* [WHAT YOU HAVE TO DO]
Pull out from the material below all lines with "ngành".

# Start of DATASET

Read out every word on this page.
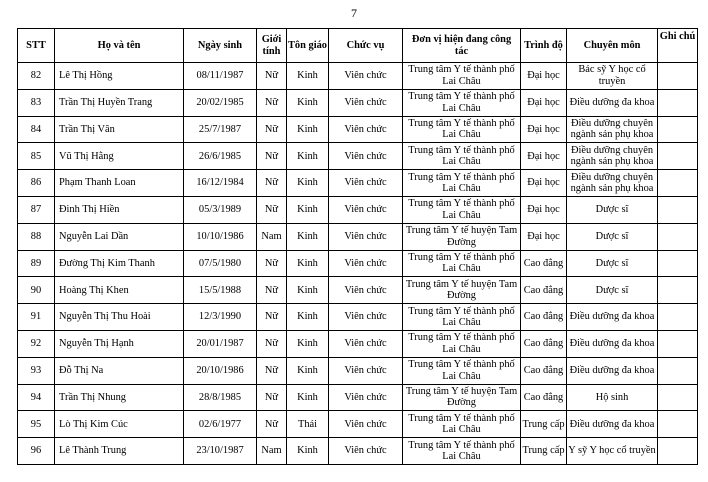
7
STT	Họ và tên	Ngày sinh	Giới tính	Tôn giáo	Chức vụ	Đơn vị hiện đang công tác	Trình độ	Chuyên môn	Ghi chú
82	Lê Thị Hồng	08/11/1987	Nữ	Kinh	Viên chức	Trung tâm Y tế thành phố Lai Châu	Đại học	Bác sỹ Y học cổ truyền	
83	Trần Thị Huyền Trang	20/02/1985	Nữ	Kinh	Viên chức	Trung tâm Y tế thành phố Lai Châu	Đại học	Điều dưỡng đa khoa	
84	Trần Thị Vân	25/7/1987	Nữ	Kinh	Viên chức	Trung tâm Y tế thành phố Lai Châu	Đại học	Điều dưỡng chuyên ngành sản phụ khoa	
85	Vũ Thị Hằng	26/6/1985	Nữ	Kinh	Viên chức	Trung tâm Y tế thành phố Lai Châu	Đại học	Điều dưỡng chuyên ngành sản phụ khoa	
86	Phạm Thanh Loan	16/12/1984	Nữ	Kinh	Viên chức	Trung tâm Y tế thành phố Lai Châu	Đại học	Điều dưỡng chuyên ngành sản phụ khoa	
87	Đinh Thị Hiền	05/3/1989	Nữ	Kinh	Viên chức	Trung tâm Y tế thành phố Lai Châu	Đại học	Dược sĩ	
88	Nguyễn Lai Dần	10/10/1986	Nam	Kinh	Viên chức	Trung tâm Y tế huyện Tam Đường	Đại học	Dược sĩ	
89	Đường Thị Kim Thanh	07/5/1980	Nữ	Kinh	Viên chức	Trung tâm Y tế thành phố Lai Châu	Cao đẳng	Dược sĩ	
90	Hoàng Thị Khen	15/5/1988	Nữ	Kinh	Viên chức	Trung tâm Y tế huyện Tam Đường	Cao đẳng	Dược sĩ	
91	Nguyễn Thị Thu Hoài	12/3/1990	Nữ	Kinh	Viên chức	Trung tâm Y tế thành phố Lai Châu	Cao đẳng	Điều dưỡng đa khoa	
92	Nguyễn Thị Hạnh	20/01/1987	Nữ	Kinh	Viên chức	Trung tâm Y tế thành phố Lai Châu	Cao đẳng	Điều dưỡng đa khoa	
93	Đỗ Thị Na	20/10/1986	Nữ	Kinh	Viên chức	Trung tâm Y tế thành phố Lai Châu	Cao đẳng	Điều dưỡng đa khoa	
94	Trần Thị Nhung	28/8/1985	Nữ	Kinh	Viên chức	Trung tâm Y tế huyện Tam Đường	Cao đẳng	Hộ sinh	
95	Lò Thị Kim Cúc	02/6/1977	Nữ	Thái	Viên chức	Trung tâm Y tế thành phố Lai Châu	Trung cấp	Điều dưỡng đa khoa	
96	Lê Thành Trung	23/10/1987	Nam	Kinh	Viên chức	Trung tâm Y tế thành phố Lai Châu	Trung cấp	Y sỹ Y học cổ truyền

# End of DATASET
# Start of DATASET

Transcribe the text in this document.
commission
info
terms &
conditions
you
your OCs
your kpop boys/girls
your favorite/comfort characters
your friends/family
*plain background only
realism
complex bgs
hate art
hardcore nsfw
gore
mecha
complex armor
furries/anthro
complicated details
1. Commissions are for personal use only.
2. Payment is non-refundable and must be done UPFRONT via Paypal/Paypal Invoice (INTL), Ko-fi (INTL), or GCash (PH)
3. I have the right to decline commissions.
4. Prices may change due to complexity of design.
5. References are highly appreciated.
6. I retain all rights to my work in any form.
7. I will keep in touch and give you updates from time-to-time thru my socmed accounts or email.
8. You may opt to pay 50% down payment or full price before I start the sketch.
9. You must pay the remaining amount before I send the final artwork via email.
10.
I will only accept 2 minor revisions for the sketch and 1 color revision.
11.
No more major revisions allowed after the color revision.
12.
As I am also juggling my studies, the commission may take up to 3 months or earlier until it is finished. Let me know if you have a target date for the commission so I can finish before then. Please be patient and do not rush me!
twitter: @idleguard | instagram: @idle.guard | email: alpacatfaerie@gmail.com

# End of DATASET
# Start of DATASET

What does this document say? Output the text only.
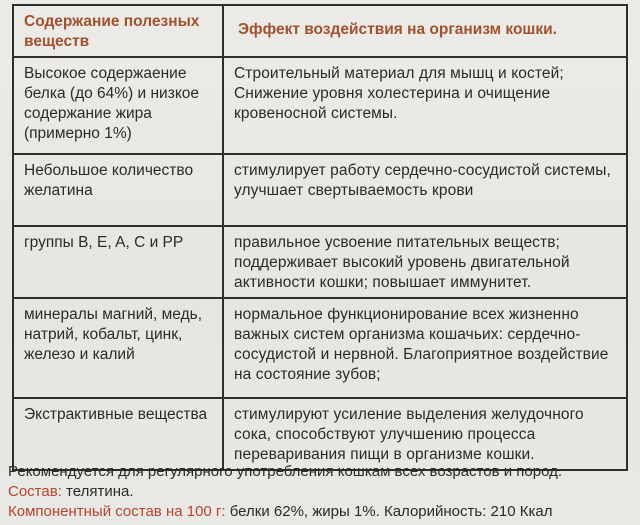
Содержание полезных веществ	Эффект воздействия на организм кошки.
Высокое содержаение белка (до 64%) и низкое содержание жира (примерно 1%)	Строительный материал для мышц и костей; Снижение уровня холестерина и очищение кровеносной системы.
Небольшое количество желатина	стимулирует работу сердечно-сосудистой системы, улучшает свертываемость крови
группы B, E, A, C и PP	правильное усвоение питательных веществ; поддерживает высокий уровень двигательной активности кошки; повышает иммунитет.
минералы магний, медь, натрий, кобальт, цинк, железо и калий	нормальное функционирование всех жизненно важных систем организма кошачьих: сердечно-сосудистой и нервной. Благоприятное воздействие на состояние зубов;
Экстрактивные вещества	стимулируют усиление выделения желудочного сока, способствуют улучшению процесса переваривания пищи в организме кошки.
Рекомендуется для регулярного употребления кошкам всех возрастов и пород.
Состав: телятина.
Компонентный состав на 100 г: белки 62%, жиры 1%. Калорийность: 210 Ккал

# End of DATASET

* [RESULT FOR THIS TASK]
84	Trần Thị Vân	25/7/1987	Nữ	Kinh	Viên chức	Trung tâm Y tế thành phố Lai Châu	Đại học	Điều dưỡng chuyên ngành sản phụ khoa	
85	Vũ Thị Hằng	26/6/1985	Nữ	Kinh	Viên chức	Trung tâm Y tế thành phố Lai Châu	Đại học	Điều dưỡng chuyên ngành sản phụ khoa	
86	Phạm Thanh Loan	16/12/1984	Nữ	Kinh	Viên chức	Trung tâm Y tế thành phố Lai Châu	Đại học	Điều dưỡng chuyên ngành sản phụ khoa	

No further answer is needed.